(What to produce):
If a record holds a picture, omit the picture, but copy everything else below exactly.

(Provided material):
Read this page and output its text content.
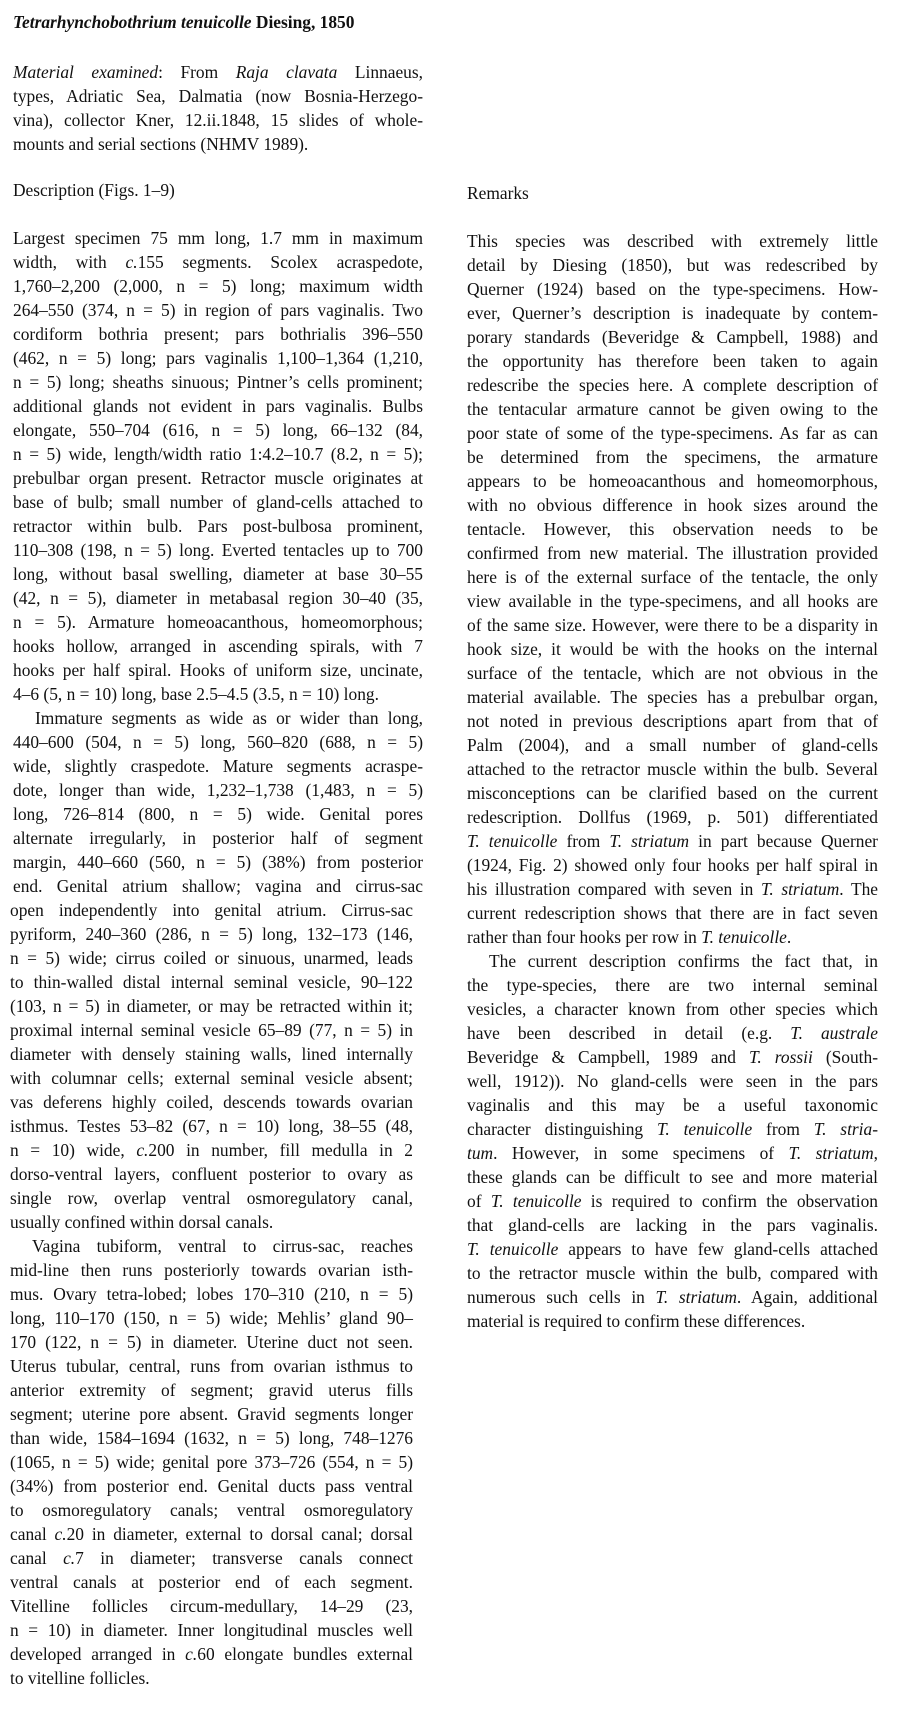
Tetrarhynchobothrium tenuicolle Diesing, 1850
Material examined: From Raja clavata Linnaeus,
types, Adriatic Sea, Dalmatia (now Bosnia-Herzego-
vina), collector Kner, 12.ii.1848, 15 slides of whole-
mounts and serial sections (NHMV 1989).
Description (Figs. 1–9)
Largest specimen 75 mm long, 1.7 mm in maximum
width, with c.155 segments. Scolex acraspedote,
1,760–2,200 (2,000, n = 5) long; maximum width
264–550 (374, n = 5) in region of pars vaginalis. Two
cordiform bothria present; pars bothrialis 396–550
(462, n = 5) long; pars vaginalis 1,100–1,364 (1,210,
n = 5) long; sheaths sinuous; Pintner’s cells prominent;
additional glands not evident in pars vaginalis. Bulbs
elongate, 550–704 (616, n = 5) long, 66–132 (84,
n = 5) wide, length/width ratio 1:4.2–10.7 (8.2, n = 5);
prebulbar organ present. Retractor muscle originates at
base of bulb; small number of gland-cells attached to
retractor within bulb. Pars post-bulbosa prominent,
110–308 (198, n = 5) long. Everted tentacles up to 700
long, without basal swelling, diameter at base 30–55
(42, n = 5), diameter in metabasal region 30–40 (35,
n = 5). Armature homeoacanthous, homeomorphous;
hooks hollow, arranged in ascending spirals, with 7
hooks per half spiral. Hooks of uniform size, uncinate,
4–6 (5, n = 10) long, base 2.5–4.5 (3.5, n = 10) long.
Immature segments as wide as or wider than long,
440–600 (504, n = 5) long, 560–820 (688, n = 5)
wide, slightly craspedote. Mature segments acraspe-
dote, longer than wide, 1,232–1,738 (1,483, n = 5)
long, 726–814 (800, n = 5) wide. Genital pores
alternate irregularly, in posterior half of segment
margin, 440–660 (560, n = 5) (38%) from posterior
end. Genital atrium shallow; vagina and cirrus-sac
open independently into genital atrium. Cirrus-sac
pyriform, 240–360 (286, n = 5) long, 132–173 (146,
n = 5) wide; cirrus coiled or sinuous, unarmed, leads
to thin-walled distal internal seminal vesicle, 90–122
(103, n = 5) in diameter, or may be retracted within it;
proximal internal seminal vesicle 65–89 (77, n = 5) in
diameter with densely staining walls, lined internally
with columnar cells; external seminal vesicle absent;
vas deferens highly coiled, descends towards ovarian
isthmus. Testes 53–82 (67, n = 10) long, 38–55 (48,
n = 10) wide, c.200 in number, fill medulla in 2
dorso-ventral layers, confluent posterior to ovary as
single row, overlap ventral osmoregulatory canal,
usually confined within dorsal canals.
Vagina tubiform, ventral to cirrus-sac, reaches
mid-line then runs posteriorly towards ovarian isth-
mus. Ovary tetra-lobed; lobes 170–310 (210, n = 5)
long, 110–170 (150, n = 5) wide; Mehlis’ gland 90–
170 (122, n = 5) in diameter. Uterine duct not seen.
Uterus tubular, central, runs from ovarian isthmus to
anterior extremity of segment; gravid uterus fills
segment; uterine pore absent. Gravid segments longer
than wide, 1584–1694 (1632, n = 5) long, 748–1276
(1065, n = 5) wide; genital pore 373–726 (554, n = 5)
(34%) from posterior end. Genital ducts pass ventral
to osmoregulatory canals; ventral osmoregulatory
canal c.20 in diameter, external to dorsal canal; dorsal
canal c.7 in diameter; transverse canals connect
ventral canals at posterior end of each segment.
Vitelline follicles circum-medullary, 14–29 (23,
n = 10) in diameter. Inner longitudinal muscles well
developed arranged in c.60 elongate bundles external
to vitelline follicles.
Remarks
This species was described with extremely little
detail by Diesing (1850), but was redescribed by
Querner (1924) based on the type-specimens. How-
ever, Querner’s description is inadequate by contem-
porary standards (Beveridge & Campbell, 1988) and
the opportunity has therefore been taken to again
redescribe the species here. A complete description of
the tentacular armature cannot be given owing to the
poor state of some of the type-specimens. As far as can
be determined from the specimens, the armature
appears to be homeoacanthous and homeomorphous,
with no obvious difference in hook sizes around the
tentacle. However, this observation needs to be
confirmed from new material. The illustration provided
here is of the external surface of the tentacle, the only
view available in the type-specimens, and all hooks are
of the same size. However, were there to be a disparity in
hook size, it would be with the hooks on the internal
surface of the tentacle, which are not obvious in the
material available. The species has a prebulbar organ,
not noted in previous descriptions apart from that of
Palm (2004), and a small number of gland-cells
attached to the retractor muscle within the bulb. Several
misconceptions can be clarified based on the current
redescription. Dollfus (1969, p. 501) differentiated
T. tenuicolle from T. striatum in part because Querner
(1924, Fig. 2) showed only four hooks per half spiral in
his illustration compared with seven in T. striatum. The
current redescription shows that there are in fact seven
rather than four hooks per row in T. tenuicolle.
The current description confirms the fact that, in
the type-species, there are two internal seminal
vesicles, a character known from other species which
have been described in detail (e.g. T. australe
Beveridge & Campbell, 1989 and T. rossii (South-
well, 1912)). No gland-cells were seen in the pars
vaginalis and this may be a useful taxonomic
character distinguishing T. tenuicolle from T. stria-
tum. However, in some specimens of T. striatum,
these glands can be difficult to see and more material
of T. tenuicolle is required to confirm the observation
that gland-cells are lacking in the pars vaginalis.
T. tenuicolle appears to have few gland-cells attached
to the retractor muscle within the bulb, compared with
numerous such cells in T. striatum. Again, additional
material is required to confirm these differences.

(Solution to this problem):
Read this page and output its text content.
Tetrarhynchobothrium tenuicolle Diesing, 1850
Material examined: From Raja clavata Linnaeus,
types, Adriatic Sea, Dalmatia (now Bosnia-Herzego-
vina), collector Kner, 12.ii.1848, 15 slides of whole-
mounts and serial sections (NHMV 1989).
Description (Figs. 1–9)
Largest specimen 75 mm long, 1.7 mm in maximum
width, with c.155 segments. Scolex acraspedote,
1,760–2,200 (2,000, n = 5) long; maximum width
264–550 (374, n = 5) in region of pars vaginalis. Two
cordiform bothria present; pars bothrialis 396–550
(462, n = 5) long; pars vaginalis 1,100–1,364 (1,210,
n = 5) long; sheaths sinuous; Pintner’s cells prominent;
additional glands not evident in pars vaginalis. Bulbs
elongate, 550–704 (616, n = 5) long, 66–132 (84,
n = 5) wide, length/width ratio 1:4.2–10.7 (8.2, n = 5);
prebulbar organ present. Retractor muscle originates at
base of bulb; small number of gland-cells attached to
retractor within bulb. Pars post-bulbosa prominent,
110–308 (198, n = 5) long. Everted tentacles up to 700
long, without basal swelling, diameter at base 30–55
(42, n = 5), diameter in metabasal region 30–40 (35,
n = 5). Armature homeoacanthous, homeomorphous;
hooks hollow, arranged in ascending spirals, with 7
hooks per half spiral. Hooks of uniform size, uncinate,
4–6 (5, n = 10) long, base 2.5–4.5 (3.5, n = 10) long.
Immature segments as wide as or wider than long,
440–600 (504, n = 5) long, 560–820 (688, n = 5)
wide, slightly craspedote. Mature segments acraspe-
dote, longer than wide, 1,232–1,738 (1,483, n = 5)
long, 726–814 (800, n = 5) wide. Genital pores
alternate irregularly, in posterior half of segment
margin, 440–660 (560, n = 5) (38%) from posterior
end. Genital atrium shallow; vagina and cirrus-sac
open independently into genital atrium. Cirrus-sac
pyriform, 240–360 (286, n = 5) long, 132–173 (146,
n = 5) wide; cirrus coiled or sinuous, unarmed, leads
to thin-walled distal internal seminal vesicle, 90–122
(103, n = 5) in diameter, or may be retracted within it;
proximal internal seminal vesicle 65–89 (77, n = 5) in
diameter with densely staining walls, lined internally
with columnar cells; external seminal vesicle absent;
vas deferens highly coiled, descends towards ovarian
isthmus. Testes 53–82 (67, n = 10) long, 38–55 (48,
n = 10) wide, c.200 in number, fill medulla in 2
dorso-ventral layers, confluent posterior to ovary as
single row, overlap ventral osmoregulatory canal,
usually confined within dorsal canals.
Vagina tubiform, ventral to cirrus-sac, reaches
mid-line then runs posteriorly towards ovarian isth-
mus. Ovary tetra-lobed; lobes 170–310 (210, n = 5)
long, 110–170 (150, n = 5) wide; Mehlis’ gland 90–
170 (122, n = 5) in diameter. Uterine duct not seen.
Uterus tubular, central, runs from ovarian isthmus to
anterior extremity of segment; gravid uterus fills
segment; uterine pore absent. Gravid segments longer
than wide, 1584–1694 (1632, n = 5) long, 748–1276
(1065, n = 5) wide; genital pore 373–726 (554, n = 5)
(34%) from posterior end. Genital ducts pass ventral
to osmoregulatory canals; ventral osmoregulatory
canal c.20 in diameter, external to dorsal canal; dorsal
canal c.7 in diameter; transverse canals connect
ventral canals at posterior end of each segment.
Vitelline follicles circum-medullary, 14–29 (23,
n = 10) in diameter. Inner longitudinal muscles well
developed arranged in c.60 elongate bundles external
to vitelline follicles.
Remarks
This species was described with extremely little
detail by Diesing (1850), but was redescribed by
Querner (1924) based on the type-specimens. How-
ever, Querner’s description is inadequate by contem-
porary standards (Beveridge & Campbell, 1988) and
the opportunity has therefore been taken to again
redescribe the species here. A complete description of
the tentacular armature cannot be given owing to the
poor state of some of the type-specimens. As far as can
be determined from the specimens, the armature
appears to be homeoacanthous and homeomorphous,
with no obvious difference in hook sizes around the
tentacle. However, this observation needs to be
confirmed from new material. The illustration provided
here is of the external surface of the tentacle, the only
view available in the type-specimens, and all hooks are
of the same size. However, were there to be a disparity in
hook size, it would be with the hooks on the internal
surface of the tentacle, which are not obvious in the
material available. The species has a prebulbar organ,
not noted in previous descriptions apart from that of
Palm (2004), and a small number of gland-cells
attached to the retractor muscle within the bulb. Several
misconceptions can be clarified based on the current
redescription. Dollfus (1969, p. 501) differentiated
T. tenuicolle from T. striatum in part because Querner
(1924, Fig. 2) showed only four hooks per half spiral in
his illustration compared with seven in T. striatum. The
current redescription shows that there are in fact seven
rather than four hooks per row in T. tenuicolle.
The current description confirms the fact that, in
the type-species, there are two internal seminal
vesicles, a character known from other species which
have been described in detail (e.g. T. australe
Beveridge & Campbell, 1989 and T. rossii (South-
well, 1912)). No gland-cells were seen in the pars
vaginalis and this may be a useful taxonomic
character distinguishing T. tenuicolle from T. stria-
tum. However, in some specimens of T. striatum,
these glands can be difficult to see and more material
of T. tenuicolle is required to confirm the observation
that gland-cells are lacking in the pars vaginalis.
T. tenuicolle appears to have few gland-cells attached
to the retractor muscle within the bulb, compared with
numerous such cells in T. striatum. Again, additional
material is required to confirm these differences.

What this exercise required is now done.